<<<<

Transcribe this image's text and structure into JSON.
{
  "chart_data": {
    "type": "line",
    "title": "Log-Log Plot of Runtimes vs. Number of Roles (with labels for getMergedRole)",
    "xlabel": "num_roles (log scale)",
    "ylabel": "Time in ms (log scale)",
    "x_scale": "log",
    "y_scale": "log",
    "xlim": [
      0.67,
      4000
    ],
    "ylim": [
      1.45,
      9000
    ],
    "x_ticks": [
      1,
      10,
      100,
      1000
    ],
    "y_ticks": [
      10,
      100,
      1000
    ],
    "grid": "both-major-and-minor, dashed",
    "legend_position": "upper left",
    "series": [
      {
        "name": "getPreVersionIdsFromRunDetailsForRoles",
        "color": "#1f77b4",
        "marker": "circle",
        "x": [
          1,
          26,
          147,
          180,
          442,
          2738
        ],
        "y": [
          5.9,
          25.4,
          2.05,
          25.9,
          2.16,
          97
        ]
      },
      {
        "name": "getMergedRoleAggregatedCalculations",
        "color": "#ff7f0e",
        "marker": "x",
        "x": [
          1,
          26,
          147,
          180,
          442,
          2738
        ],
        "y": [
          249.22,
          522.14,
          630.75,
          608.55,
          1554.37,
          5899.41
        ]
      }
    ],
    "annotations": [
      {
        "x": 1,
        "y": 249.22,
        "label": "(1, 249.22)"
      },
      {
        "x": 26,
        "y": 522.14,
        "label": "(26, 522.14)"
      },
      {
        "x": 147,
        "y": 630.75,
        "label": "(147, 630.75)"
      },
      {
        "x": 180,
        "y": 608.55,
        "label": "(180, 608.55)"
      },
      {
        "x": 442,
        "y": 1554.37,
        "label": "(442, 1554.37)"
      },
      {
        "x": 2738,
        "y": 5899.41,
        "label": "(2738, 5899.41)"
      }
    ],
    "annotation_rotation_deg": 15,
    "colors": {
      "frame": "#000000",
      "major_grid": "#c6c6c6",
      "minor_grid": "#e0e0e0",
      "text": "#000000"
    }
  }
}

>>>>

▶ [Objective]
Looking at the listing above, how many of its lines contain the string "text"? Give the number alone.

▶ [Final answer]
2